_AIM OF THE TASK_
Exactly as written, print each record in the listing.

** start AVAILABLE DATA **

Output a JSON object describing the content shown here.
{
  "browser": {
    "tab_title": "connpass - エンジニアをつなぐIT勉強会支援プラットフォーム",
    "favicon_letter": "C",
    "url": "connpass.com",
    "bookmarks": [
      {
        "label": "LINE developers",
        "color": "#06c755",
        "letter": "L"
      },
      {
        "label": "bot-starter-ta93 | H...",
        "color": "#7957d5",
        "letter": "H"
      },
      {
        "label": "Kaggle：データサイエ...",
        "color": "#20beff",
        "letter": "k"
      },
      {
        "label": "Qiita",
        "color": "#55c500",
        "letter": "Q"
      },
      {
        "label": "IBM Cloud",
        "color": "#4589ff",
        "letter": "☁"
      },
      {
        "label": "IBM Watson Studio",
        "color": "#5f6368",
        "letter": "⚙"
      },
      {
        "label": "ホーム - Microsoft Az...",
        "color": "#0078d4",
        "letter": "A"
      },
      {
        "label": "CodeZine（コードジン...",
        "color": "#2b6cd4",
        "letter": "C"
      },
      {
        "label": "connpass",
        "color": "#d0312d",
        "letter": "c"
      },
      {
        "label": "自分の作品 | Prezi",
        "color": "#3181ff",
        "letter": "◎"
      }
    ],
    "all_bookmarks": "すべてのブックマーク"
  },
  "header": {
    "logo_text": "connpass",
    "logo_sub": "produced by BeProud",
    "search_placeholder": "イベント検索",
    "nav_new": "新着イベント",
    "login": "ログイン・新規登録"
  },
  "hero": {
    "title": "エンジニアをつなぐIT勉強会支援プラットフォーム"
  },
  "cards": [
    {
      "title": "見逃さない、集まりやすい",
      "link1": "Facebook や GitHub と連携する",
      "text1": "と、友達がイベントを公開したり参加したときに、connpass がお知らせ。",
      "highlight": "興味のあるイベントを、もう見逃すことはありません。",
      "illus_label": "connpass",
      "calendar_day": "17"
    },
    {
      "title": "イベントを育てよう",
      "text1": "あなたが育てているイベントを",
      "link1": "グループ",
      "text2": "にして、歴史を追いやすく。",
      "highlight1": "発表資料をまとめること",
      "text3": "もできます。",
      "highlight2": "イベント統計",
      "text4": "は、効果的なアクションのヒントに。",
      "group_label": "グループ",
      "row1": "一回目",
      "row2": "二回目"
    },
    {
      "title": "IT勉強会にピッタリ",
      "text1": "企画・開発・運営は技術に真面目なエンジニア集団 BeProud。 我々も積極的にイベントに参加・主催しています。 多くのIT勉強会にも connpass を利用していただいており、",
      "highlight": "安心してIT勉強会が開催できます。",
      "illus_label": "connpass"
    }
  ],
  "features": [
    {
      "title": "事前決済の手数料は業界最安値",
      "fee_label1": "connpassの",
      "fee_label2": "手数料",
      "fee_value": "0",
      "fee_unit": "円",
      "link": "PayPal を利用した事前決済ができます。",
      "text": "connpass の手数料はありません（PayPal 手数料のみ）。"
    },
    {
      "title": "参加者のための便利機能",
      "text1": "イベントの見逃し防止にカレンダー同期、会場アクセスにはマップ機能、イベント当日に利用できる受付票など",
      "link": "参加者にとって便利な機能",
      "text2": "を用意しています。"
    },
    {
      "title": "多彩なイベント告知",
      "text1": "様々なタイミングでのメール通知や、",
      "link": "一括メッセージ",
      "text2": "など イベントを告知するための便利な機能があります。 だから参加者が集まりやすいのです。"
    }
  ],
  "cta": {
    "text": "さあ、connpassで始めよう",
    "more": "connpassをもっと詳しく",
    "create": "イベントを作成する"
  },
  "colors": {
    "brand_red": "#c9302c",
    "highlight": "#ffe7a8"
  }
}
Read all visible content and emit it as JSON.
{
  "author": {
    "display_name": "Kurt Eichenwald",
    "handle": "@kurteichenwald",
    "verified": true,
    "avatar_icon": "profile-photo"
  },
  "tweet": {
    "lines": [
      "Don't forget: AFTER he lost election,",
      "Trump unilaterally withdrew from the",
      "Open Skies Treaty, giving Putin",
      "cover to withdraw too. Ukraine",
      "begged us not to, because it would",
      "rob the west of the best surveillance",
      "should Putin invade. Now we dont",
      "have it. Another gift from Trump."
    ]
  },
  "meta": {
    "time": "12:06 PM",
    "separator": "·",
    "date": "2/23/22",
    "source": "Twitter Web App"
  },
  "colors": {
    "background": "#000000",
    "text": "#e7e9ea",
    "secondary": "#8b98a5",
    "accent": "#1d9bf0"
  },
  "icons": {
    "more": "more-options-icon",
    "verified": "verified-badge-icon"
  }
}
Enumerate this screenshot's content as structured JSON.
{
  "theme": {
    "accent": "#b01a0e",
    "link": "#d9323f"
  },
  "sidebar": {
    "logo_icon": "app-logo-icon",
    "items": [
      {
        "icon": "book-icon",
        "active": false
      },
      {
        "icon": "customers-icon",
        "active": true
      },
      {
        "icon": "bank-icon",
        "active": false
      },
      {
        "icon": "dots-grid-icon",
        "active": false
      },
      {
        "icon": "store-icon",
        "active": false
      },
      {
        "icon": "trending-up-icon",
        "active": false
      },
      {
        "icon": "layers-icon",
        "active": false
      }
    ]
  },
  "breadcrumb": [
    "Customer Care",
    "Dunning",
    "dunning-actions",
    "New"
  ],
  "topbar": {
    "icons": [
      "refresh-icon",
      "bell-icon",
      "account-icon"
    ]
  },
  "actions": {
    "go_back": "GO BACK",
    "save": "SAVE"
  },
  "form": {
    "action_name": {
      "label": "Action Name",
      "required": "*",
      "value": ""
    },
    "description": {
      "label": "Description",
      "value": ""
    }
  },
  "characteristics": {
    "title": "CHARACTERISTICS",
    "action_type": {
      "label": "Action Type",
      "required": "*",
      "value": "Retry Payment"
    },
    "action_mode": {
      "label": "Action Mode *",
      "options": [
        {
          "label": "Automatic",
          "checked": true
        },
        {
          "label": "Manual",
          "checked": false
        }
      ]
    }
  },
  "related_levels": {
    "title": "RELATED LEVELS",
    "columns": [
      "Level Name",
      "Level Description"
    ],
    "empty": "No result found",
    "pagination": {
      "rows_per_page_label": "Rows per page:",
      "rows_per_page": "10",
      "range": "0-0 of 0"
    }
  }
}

** end AVAILABLE DATA **

_CORRECT ANSWER_
Output a JSON object describing the content shown here.
{
  "browser": {
    "tab_title": "connpass - エンジニアをつなぐIT勉強会支援プラットフォーム",
    "favicon_letter": "C",
    "url": "connpass.com",
    "bookmarks": [
      {
        "label": "LINE developers",
        "color": "#06c755",
        "letter": "L"
      },
      {
        "label": "bot-starter-ta93 | H...",
        "color": "#7957d5",
        "letter": "H"
      },
      {
        "label": "Kaggle：データサイエ...",
        "color": "#20beff",
        "letter": "k"
      },
      {
        "label": "Qiita",
        "color": "#55c500",
        "letter": "Q"
      },
      {
        "label": "IBM Cloud",
        "color": "#4589ff",
        "letter": "☁"
      },
      {
        "label": "IBM Watson Studio",
        "color": "#5f6368",
        "letter": "⚙"
      },
      {
        "label": "ホーム - Microsoft Az...",
        "color": "#0078d4",
        "letter": "A"
      },
      {
        "label": "CodeZine（コードジン...",
        "color": "#2b6cd4",
        "letter": "C"
      },
      {
        "label": "connpass",
        "color": "#d0312d",
        "letter": "c"
      },
      {
        "label": "自分の作品 | Prezi",
        "color": "#3181ff",
        "letter": "◎"
      }
    ],
    "all_bookmarks": "すべてのブックマーク"
  },
  "header": {
    "logo_text": "connpass",
    "logo_sub": "produced by BeProud",
    "search_placeholder": "イベント検索",
    "nav_new": "新着イベント",
    "login": "ログイン・新規登録"
  },
  "hero": {
    "title": "エンジニアをつなぐIT勉強会支援プラットフォーム"
  },
  "cards": [
    {
      "title": "見逃さない、集まりやすい",
      "link1": "Facebook や GitHub と連携する",
      "text1": "と、友達がイベントを公開したり参加したときに、connpass がお知らせ。",
      "highlight": "興味のあるイベントを、もう見逃すことはありません。",
      "illus_label": "connpass",
      "calendar_day": "17"
    },
    {
      "title": "イベントを育てよう",
      "text1": "あなたが育てているイベントを",
      "link1": "グループ",
      "text2": "にして、歴史を追いやすく。",
      "highlight1": "発表資料をまとめること",
      "text3": "もできます。",
      "highlight2": "イベント統計",
      "text4": "は、効果的なアクションのヒントに。",
      "group_label": "グループ",
      "row1": "一回目",
      "row2": "二回目"
    },
    {
      "title": "IT勉強会にピッタリ",
      "text1": "企画・開発・運営は技術に真面目なエンジニア集団 BeProud。 我々も積極的にイベントに参加・主催しています。 多くのIT勉強会にも connpass を利用していただいており、",
      "highlight": "安心してIT勉強会が開催できます。",
      "illus_label": "connpass"
    }
  ],
  "features": [
    {
      "title": "事前決済の手数料は業界最安値",
      "fee_label1": "connpassの",
      "fee_label2": "手数料",
      "fee_value": "0",
      "fee_unit": "円",
      "link": "PayPal を利用した事前決済ができます。",
      "text": "connpass の手数料はありません（PayPal 手数料のみ）。"
    },
    {
      "title": "参加者のための便利機能",
      "text1": "イベントの見逃し防止にカレンダー同期、会場アクセスにはマップ機能、イベント当日に利用できる受付票など",
      "link": "参加者にとって便利な機能",
      "text2": "を用意しています。"
    },
    {
      "title": "多彩なイベント告知",
      "text1": "様々なタイミングでのメール通知や、",
      "link": "一括メッセージ",
      "text2": "など イベントを告知するための便利な機能があります。 だから参加者が集まりやすいのです。"
    }
  ],
  "cta": {
    "text": "さあ、connpassで始めよう",
    "more": "connpassをもっと詳しく",
    "create": "イベントを作成する"
  },
  "colors": {
    "brand_red": "#c9302c",
    "highlight": "#ffe7a8"
  }
}
Read all visible content and emit it as JSON.
{
  "author": {
    "display_name": "Kurt Eichenwald",
    "handle": "@kurteichenwald",
    "verified": true,
    "avatar_icon": "profile-photo"
  },
  "tweet": {
    "lines": [
      "Don't forget: AFTER he lost election,",
      "Trump unilaterally withdrew from the",
      "Open Skies Treaty, giving Putin",
      "cover to withdraw too. Ukraine",
      "begged us not to, because it would",
      "rob the west of the best surveillance",
      "should Putin invade. Now we dont",
      "have it. Another gift from Trump."
    ]
  },
  "meta": {
    "time": "12:06 PM",
    "separator": "·",
    "date": "2/23/22",
    "source": "Twitter Web App"
  },
  "colors": {
    "background": "#000000",
    "text": "#e7e9ea",
    "secondary": "#8b98a5",
    "accent": "#1d9bf0"
  },
  "icons": {
    "more": "more-options-icon",
    "verified": "verified-badge-icon"
  }
}
Enumerate this screenshot's content as structured JSON.
{
  "theme": {
    "accent": "#b01a0e",
    "link": "#d9323f"
  },
  "sidebar": {
    "logo_icon": "app-logo-icon",
    "items": [
      {
        "icon": "book-icon",
        "active": false
      },
      {
        "icon": "customers-icon",
        "active": true
      },
      {
        "icon": "bank-icon",
        "active": false
      },
      {
        "icon": "dots-grid-icon",
        "active": false
      },
      {
        "icon": "store-icon",
        "active": false
      },
      {
        "icon": "trending-up-icon",
        "active": false
      },
      {
        "icon": "layers-icon",
        "active": false
      }
    ]
  },
  "breadcrumb": [
    "Customer Care",
    "Dunning",
    "dunning-actions",
    "New"
  ],
  "topbar": {
    "icons": [
      "refresh-icon",
      "bell-icon",
      "account-icon"
    ]
  },
  "actions": {
    "go_back": "GO BACK",
    "save": "SAVE"
  },
  "form": {
    "action_name": {
      "label": "Action Name",
      "required": "*",
      "value": ""
    },
    "description": {
      "label": "Description",
      "value": ""
    }
  },
  "characteristics": {
    "title": "CHARACTERISTICS",
    "action_type": {
      "label": "Action Type",
      "required": "*",
      "value": "Retry Payment"
    },
    "action_mode": {
      "label": "Action Mode *",
      "options": [
        {
          "label": "Automatic",
          "checked": true
        },
        {
          "label": "Manual",
          "checked": false
        }
      ]
    }
  },
  "related_levels": {
    "title": "RELATED LEVELS",
    "columns": [
      "Level Name",
      "Level Description"
    ],
    "empty": "No result found",
    "pagination": {
      "rows_per_page_label": "Rows per page:",
      "rows_per_page": "10",
      "range": "0-0 of 0"
    }
  }
}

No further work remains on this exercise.